BEGIN Supplied material
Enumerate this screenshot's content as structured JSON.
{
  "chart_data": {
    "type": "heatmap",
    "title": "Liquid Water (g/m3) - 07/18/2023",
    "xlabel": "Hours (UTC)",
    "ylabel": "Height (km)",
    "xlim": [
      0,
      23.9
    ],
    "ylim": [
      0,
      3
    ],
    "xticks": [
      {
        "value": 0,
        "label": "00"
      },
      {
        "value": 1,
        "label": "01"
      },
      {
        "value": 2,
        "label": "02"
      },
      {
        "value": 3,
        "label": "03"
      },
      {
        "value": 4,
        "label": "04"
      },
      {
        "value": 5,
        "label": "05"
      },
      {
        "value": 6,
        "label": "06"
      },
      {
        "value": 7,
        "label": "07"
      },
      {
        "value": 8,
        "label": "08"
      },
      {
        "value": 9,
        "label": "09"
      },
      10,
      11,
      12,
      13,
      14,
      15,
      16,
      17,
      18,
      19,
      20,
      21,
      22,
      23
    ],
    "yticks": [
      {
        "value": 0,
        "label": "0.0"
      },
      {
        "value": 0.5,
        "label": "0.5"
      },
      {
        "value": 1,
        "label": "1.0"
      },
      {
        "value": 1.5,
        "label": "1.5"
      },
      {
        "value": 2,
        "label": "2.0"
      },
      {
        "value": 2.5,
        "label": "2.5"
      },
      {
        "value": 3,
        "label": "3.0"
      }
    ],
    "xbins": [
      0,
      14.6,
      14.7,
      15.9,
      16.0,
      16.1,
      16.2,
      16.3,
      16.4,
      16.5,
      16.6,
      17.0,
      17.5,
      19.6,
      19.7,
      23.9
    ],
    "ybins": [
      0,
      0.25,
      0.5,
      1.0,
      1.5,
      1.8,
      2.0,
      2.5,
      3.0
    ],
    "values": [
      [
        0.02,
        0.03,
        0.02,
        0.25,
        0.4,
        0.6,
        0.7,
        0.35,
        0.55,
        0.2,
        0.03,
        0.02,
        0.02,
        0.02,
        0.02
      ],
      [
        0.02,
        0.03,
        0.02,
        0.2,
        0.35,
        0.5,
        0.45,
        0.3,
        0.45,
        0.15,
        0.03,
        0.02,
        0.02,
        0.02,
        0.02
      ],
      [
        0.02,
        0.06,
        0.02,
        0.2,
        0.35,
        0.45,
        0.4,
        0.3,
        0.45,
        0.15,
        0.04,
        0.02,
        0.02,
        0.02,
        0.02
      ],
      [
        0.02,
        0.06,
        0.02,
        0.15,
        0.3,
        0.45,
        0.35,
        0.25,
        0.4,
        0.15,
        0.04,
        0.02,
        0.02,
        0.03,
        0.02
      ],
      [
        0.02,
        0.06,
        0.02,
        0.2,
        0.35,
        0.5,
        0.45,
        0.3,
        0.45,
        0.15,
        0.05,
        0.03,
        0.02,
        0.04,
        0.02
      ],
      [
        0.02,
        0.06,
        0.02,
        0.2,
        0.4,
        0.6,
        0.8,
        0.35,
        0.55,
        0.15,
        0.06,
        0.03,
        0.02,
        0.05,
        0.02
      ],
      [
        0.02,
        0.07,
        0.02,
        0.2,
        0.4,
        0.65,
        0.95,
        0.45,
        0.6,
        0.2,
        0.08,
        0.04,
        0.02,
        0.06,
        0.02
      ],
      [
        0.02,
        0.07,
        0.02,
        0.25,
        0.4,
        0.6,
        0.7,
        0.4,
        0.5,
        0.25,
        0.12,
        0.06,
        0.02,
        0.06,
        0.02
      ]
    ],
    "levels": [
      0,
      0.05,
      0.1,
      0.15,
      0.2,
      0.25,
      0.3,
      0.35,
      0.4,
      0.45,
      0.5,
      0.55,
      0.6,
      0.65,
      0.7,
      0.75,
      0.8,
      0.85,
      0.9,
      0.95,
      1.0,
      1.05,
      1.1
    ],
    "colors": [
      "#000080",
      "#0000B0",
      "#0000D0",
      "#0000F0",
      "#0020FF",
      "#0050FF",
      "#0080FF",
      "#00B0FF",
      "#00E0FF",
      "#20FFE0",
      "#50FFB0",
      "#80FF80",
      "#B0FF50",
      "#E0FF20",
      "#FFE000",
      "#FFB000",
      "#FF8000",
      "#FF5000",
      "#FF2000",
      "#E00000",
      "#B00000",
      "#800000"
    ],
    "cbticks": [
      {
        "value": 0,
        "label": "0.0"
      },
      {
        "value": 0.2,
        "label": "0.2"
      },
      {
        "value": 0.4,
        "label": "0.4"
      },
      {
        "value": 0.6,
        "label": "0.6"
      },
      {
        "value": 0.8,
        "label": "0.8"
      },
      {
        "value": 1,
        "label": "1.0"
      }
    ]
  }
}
END Supplied material
**What to do:**
Reproduce all of the records exactly.

**Reply to the task:**
Enumerate this screenshot's content as structured JSON.
{
  "chart_data": {
    "type": "heatmap",
    "title": "Liquid Water (g/m3) - 07/18/2023",
    "xlabel": "Hours (UTC)",
    "ylabel": "Height (km)",
    "xlim": [
      0,
      23.9
    ],
    "ylim": [
      0,
      3
    ],
    "xticks": [
      {
        "value": 0,
        "label": "00"
      },
      {
        "value": 1,
        "label": "01"
      },
      {
        "value": 2,
        "label": "02"
      },
      {
        "value": 3,
        "label": "03"
      },
      {
        "value": 4,
        "label": "04"
      },
      {
        "value": 5,
        "label": "05"
      },
      {
        "value": 6,
        "label": "06"
      },
      {
        "value": 7,
        "label": "07"
      },
      {
        "value": 8,
        "label": "08"
      },
      {
        "value": 9,
        "label": "09"
      },
      10,
      11,
      12,
      13,
      14,
      15,
      16,
      17,
      18,
      19,
      20,
      21,
      22,
      23
    ],
    "yticks": [
      {
        "value": 0,
        "label": "0.0"
      },
      {
        "value": 0.5,
        "label": "0.5"
      },
      {
        "value": 1,
        "label": "1.0"
      },
      {
        "value": 1.5,
        "label": "1.5"
      },
      {
        "value": 2,
        "label": "2.0"
      },
      {
        "value": 2.5,
        "label": "2.5"
      },
      {
        "value": 3,
        "label": "3.0"
      }
    ],
    "xbins": [
      0,
      14.6,
      14.7,
      15.9,
      16.0,
      16.1,
      16.2,
      16.3,
      16.4,
      16.5,
      16.6,
      17.0,
      17.5,
      19.6,
      19.7,
      23.9
    ],
    "ybins": [
      0,
      0.25,
      0.5,
      1.0,
      1.5,
      1.8,
      2.0,
      2.5,
      3.0
    ],
    "values": [
      [
        0.02,
        0.03,
        0.02,
        0.25,
        0.4,
        0.6,
        0.7,
        0.35,
        0.55,
        0.2,
        0.03,
        0.02,
        0.02,
        0.02,
        0.02
      ],
      [
        0.02,
        0.03,
        0.02,
        0.2,
        0.35,
        0.5,
        0.45,
        0.3,
        0.45,
        0.15,
        0.03,
        0.02,
        0.02,
        0.02,
        0.02
      ],
      [
        0.02,
        0.06,
        0.02,
        0.2,
        0.35,
        0.45,
        0.4,
        0.3,
        0.45,
        0.15,
        0.04,
        0.02,
        0.02,
        0.02,
        0.02
      ],
      [
        0.02,
        0.06,
        0.02,
        0.15,
        0.3,
        0.45,
        0.35,
        0.25,
        0.4,
        0.15,
        0.04,
        0.02,
        0.02,
        0.03,
        0.02
      ],
      [
        0.02,
        0.06,
        0.02,
        0.2,
        0.35,
        0.5,
        0.45,
        0.3,
        0.45,
        0.15,
        0.05,
        0.03,
        0.02,
        0.04,
        0.02
      ],
      [
        0.02,
        0.06,
        0.02,
        0.2,
        0.4,
        0.6,
        0.8,
        0.35,
        0.55,
        0.15,
        0.06,
        0.03,
        0.02,
        0.05,
        0.02
      ],
      [
        0.02,
        0.07,
        0.02,
        0.2,
        0.4,
        0.65,
        0.95,
        0.45,
        0.6,
        0.2,
        0.08,
        0.04,
        0.02,
        0.06,
        0.02
      ],
      [
        0.02,
        0.07,
        0.02,
        0.25,
        0.4,
        0.6,
        0.7,
        0.4,
        0.5,
        0.25,
        0.12,
        0.06,
        0.02,
        0.06,
        0.02
      ]
    ],
    "levels": [
      0,
      0.05,
      0.1,
      0.15,
      0.2,
      0.25,
      0.3,
      0.35,
      0.4,
      0.45,
      0.5,
      0.55,
      0.6,
      0.65,
      0.7,
      0.75,
      0.8,
      0.85,
      0.9,
      0.95,
      1.0,
      1.05,
      1.1
    ],
    "colors": [
      "#000080",
      "#0000B0",
      "#0000D0",
      "#0000F0",
      "#0020FF",
      "#0050FF",
      "#0080FF",
      "#00B0FF",
      "#00E0FF",
      "#20FFE0",
      "#50FFB0",
      "#80FF80",
      "#B0FF50",
      "#E0FF20",
      "#FFE000",
      "#FFB000",
      "#FF8000",
      "#FF5000",
      "#FF2000",
      "#E00000",
      "#B00000",
      "#800000"
    ],
    "cbticks": [
      {
        "value": 0,
        "label": "0.0"
      },
      {
        "value": 0.2,
        "label": "0.2"
      },
      {
        "value": 0.4,
        "label": "0.4"
      },
      {
        "value": 0.6,
        "label": "0.6"
      },
      {
        "value": 0.8,
        "label": "0.8"
      },
      {
        "value": 1,
        "label": "1.0"
      }
    ]
  }
}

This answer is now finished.